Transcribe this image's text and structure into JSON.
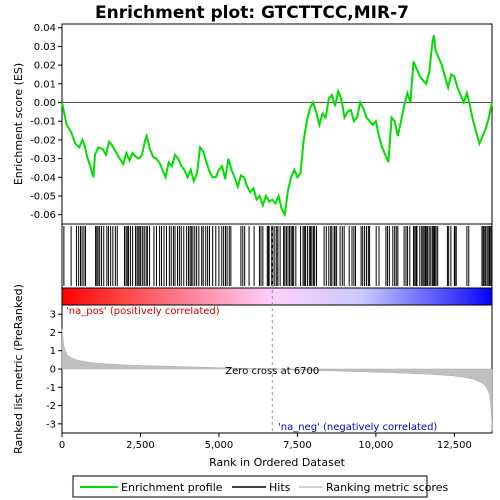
{
  "chart_data": {
    "type": "line",
    "title": "Enrichment plot: GTCTTCC,MIR-7",
    "top_panel": {
      "ylabel": "Enrichment score (ES)",
      "ylim": [
        -0.065,
        0.042
      ],
      "yticks": [
        0.04,
        0.03,
        0.02,
        0.01,
        0.0,
        -0.01,
        -0.02,
        -0.03,
        -0.04,
        -0.05,
        -0.06
      ],
      "ytick_labels": [
        "0.04",
        "0.03",
        "0.02",
        "0.01",
        "0.00",
        "-0.01",
        "-0.02",
        "-0.03",
        "-0.04",
        "-0.05",
        "-0.06"
      ],
      "series": [
        {
          "name": "Enrichment profile",
          "color": "#00dd00",
          "x": [
            0,
            150,
            300,
            420,
            550,
            650,
            720,
            820,
            900,
            1000,
            1050,
            1150,
            1300,
            1400,
            1500,
            1600,
            1700,
            1800,
            1950,
            2050,
            2150,
            2250,
            2350,
            2450,
            2550,
            2650,
            2700,
            2800,
            2900,
            3000,
            3100,
            3200,
            3300,
            3400,
            3500,
            3600,
            3700,
            3800,
            3900,
            4000,
            4100,
            4200,
            4300,
            4400,
            4500,
            4600,
            4700,
            4800,
            4900,
            5000,
            5100,
            5200,
            5300,
            5400,
            5500,
            5600,
            5700,
            5800,
            5900,
            6000,
            6100,
            6200,
            6300,
            6400,
            6500,
            6600,
            6700,
            6800,
            6900,
            7000,
            7100,
            7200,
            7300,
            7400,
            7500,
            7600,
            7700,
            7800,
            7900,
            8000,
            8100,
            8200,
            8300,
            8400,
            8500,
            8600,
            8700,
            8800,
            8900,
            9000,
            9100,
            9200,
            9300,
            9400,
            9500,
            9600,
            9700,
            9800,
            9900,
            10000,
            10100,
            10200,
            10300,
            10400,
            10500,
            10600,
            10700,
            10800,
            10900,
            11000,
            11100,
            11200,
            11300,
            11400,
            11500,
            11600,
            11700,
            11800,
            11850,
            11900,
            12000,
            12100,
            12200,
            12300,
            12400,
            12500,
            12600,
            12700,
            12800,
            12900,
            13000,
            13100,
            13200,
            13300,
            13400,
            13500,
            13600,
            13700
          ],
          "y": [
            0.0,
            -0.012,
            -0.016,
            -0.022,
            -0.024,
            -0.02,
            -0.023,
            -0.03,
            -0.034,
            -0.04,
            -0.028,
            -0.024,
            -0.025,
            -0.028,
            -0.021,
            -0.023,
            -0.026,
            -0.029,
            -0.033,
            -0.027,
            -0.031,
            -0.027,
            -0.029,
            -0.03,
            -0.028,
            -0.02,
            -0.018,
            -0.025,
            -0.029,
            -0.03,
            -0.032,
            -0.036,
            -0.04,
            -0.032,
            -0.034,
            -0.028,
            -0.03,
            -0.034,
            -0.036,
            -0.04,
            -0.036,
            -0.042,
            -0.038,
            -0.024,
            -0.026,
            -0.032,
            -0.037,
            -0.04,
            -0.04,
            -0.036,
            -0.034,
            -0.041,
            -0.03,
            -0.036,
            -0.04,
            -0.045,
            -0.039,
            -0.04,
            -0.045,
            -0.048,
            -0.046,
            -0.052,
            -0.05,
            -0.055,
            -0.05,
            -0.053,
            -0.052,
            -0.054,
            -0.05,
            -0.057,
            -0.06,
            -0.047,
            -0.04,
            -0.036,
            -0.04,
            -0.038,
            -0.02,
            -0.01,
            -0.003,
            0.0,
            -0.005,
            -0.012,
            -0.006,
            -0.008,
            0.002,
            0.004,
            -0.002,
            0.006,
            0.002,
            -0.008,
            -0.005,
            -0.004,
            -0.01,
            -0.008,
            0.0,
            -0.003,
            -0.008,
            -0.01,
            -0.012,
            -0.01,
            -0.018,
            -0.024,
            -0.028,
            -0.032,
            -0.008,
            -0.01,
            -0.018,
            -0.01,
            -0.002,
            0.005,
            0.0,
            0.022,
            0.018,
            0.014,
            0.012,
            0.01,
            0.016,
            0.032,
            0.036,
            0.028,
            0.024,
            0.02,
            0.014,
            0.008,
            0.015,
            0.014,
            0.008,
            0.004,
            0.0,
            0.005,
            -0.002,
            -0.01,
            -0.016,
            -0.022,
            -0.018,
            -0.014,
            -0.008,
            0.0
          ]
        }
      ]
    },
    "hits_panel": {
      "label": "Hits",
      "hit_ranks": [
        60,
        290,
        460,
        530,
        590,
        640,
        700,
        750,
        1070,
        1110,
        1150,
        1200,
        1260,
        1330,
        1430,
        1480,
        1550,
        1620,
        1700,
        1760,
        1990,
        2040,
        2080,
        2120,
        2180,
        2250,
        2340,
        2390,
        2430,
        2480,
        2510,
        2570,
        2620,
        2680,
        2720,
        2790,
        2930,
        3010,
        3110,
        3170,
        3250,
        3330,
        3420,
        3480,
        3550,
        3600,
        3680,
        3740,
        3800,
        3880,
        3970,
        4030,
        4080,
        4120,
        4170,
        4230,
        4290,
        4360,
        4450,
        4500,
        4580,
        4640,
        4700,
        4800,
        4900,
        5000,
        5090,
        5150,
        5210,
        5260,
        5330,
        5380,
        5700,
        5760,
        5820,
        5960,
        6120,
        6290,
        6340,
        6400,
        6540,
        6570,
        6600,
        6680,
        6700,
        6720,
        6780,
        6840,
        6880,
        6950,
        7060,
        7100,
        7150,
        7200,
        7250,
        7300,
        7340,
        7380,
        7450,
        7600,
        7680,
        7720,
        7760,
        7820,
        7880,
        7920,
        7960,
        8010,
        8050,
        8110,
        8350,
        8420,
        8500,
        8560,
        8600,
        8670,
        8700,
        8750,
        8860,
        8930,
        8990,
        9150,
        9240,
        9300,
        9350,
        9530,
        9580,
        9640,
        9700,
        9760,
        9800,
        10010,
        10100,
        10320,
        10370,
        10430,
        10540,
        10600,
        10650,
        10700,
        10900,
        10960,
        11010,
        11080,
        11200,
        11240,
        11280,
        11310,
        11400,
        11460,
        11500,
        11540,
        11580,
        11620,
        11650,
        11700,
        11750,
        11800,
        11840,
        11860,
        11880,
        11920,
        11970,
        12280,
        12320,
        12390,
        12500,
        12520,
        12560,
        12900,
        12960,
        13380,
        13420,
        13450,
        13490,
        13540,
        13580,
        13620,
        13660,
        13690
      ]
    },
    "colorbar": {
      "left_color": "#ff0000",
      "right_color": "#0000ff",
      "zero_color": "#ffffff"
    },
    "bottom_panel": {
      "ylabel": "Ranked list metric (PreRanked)",
      "xlabel": "Rank in Ordered Dataset",
      "ylim": [
        -3.5,
        3.5
      ],
      "yticks": [
        3,
        2,
        1,
        0,
        -1,
        -2,
        -3
      ],
      "ytick_labels": [
        "3",
        "2",
        "1",
        "0",
        "-1",
        "-2",
        "-3"
      ],
      "xlim": [
        0,
        13700
      ],
      "xticks": [
        0,
        2500,
        5000,
        7500,
        10000,
        12500
      ],
      "xtick_labels": [
        "0",
        "2,500",
        "5,000",
        "7,500",
        "10,000",
        "12,500"
      ],
      "metric_points": {
        "x": [
          0,
          50,
          150,
          300,
          500,
          800,
          1200,
          1800,
          2500,
          3500,
          4500,
          5500,
          6700,
          7500,
          8500,
          9500,
          10500,
          11500,
          12300,
          12800,
          13100,
          13300,
          13450,
          13550,
          13620,
          13660,
          13690,
          13700
        ],
        "y": [
          2.2,
          1.3,
          0.8,
          0.6,
          0.48,
          0.38,
          0.3,
          0.24,
          0.19,
          0.14,
          0.1,
          0.05,
          0.0,
          -0.05,
          -0.1,
          -0.15,
          -0.2,
          -0.27,
          -0.35,
          -0.45,
          -0.55,
          -0.7,
          -0.85,
          -1.1,
          -1.4,
          -1.9,
          -2.8,
          -3.4
        ]
      },
      "zero_cross_rank": 6700,
      "zero_cross_label": "Zero cross at 6700",
      "pos_label": "'na_pos' (positively correlated)",
      "neg_label": "'na_neg' (negatively correlated)",
      "pos_color": "#cc0000",
      "neg_color": "#0000cc"
    },
    "legend": [
      {
        "label": "Enrichment profile",
        "color": "#00dd00"
      },
      {
        "label": "Hits",
        "color": "#000000"
      },
      {
        "label": "Ranking metric scores",
        "color": "#c0c0c0"
      }
    ]
  }
}
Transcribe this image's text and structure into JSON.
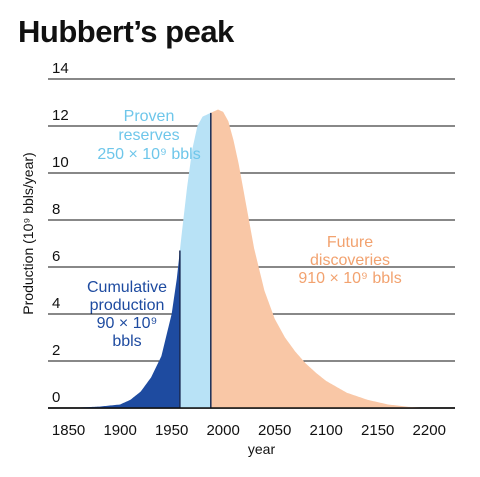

» **GOAL OF THE EXERCISE**:
Review the material and copy each line in which the word "correlated" appears.

» **SOLUTION FOR THIS TASK**:
      "pos_label": "'na_pos' (positively correlated)",
      "neg_label": "'na_neg' (negatively correlated)",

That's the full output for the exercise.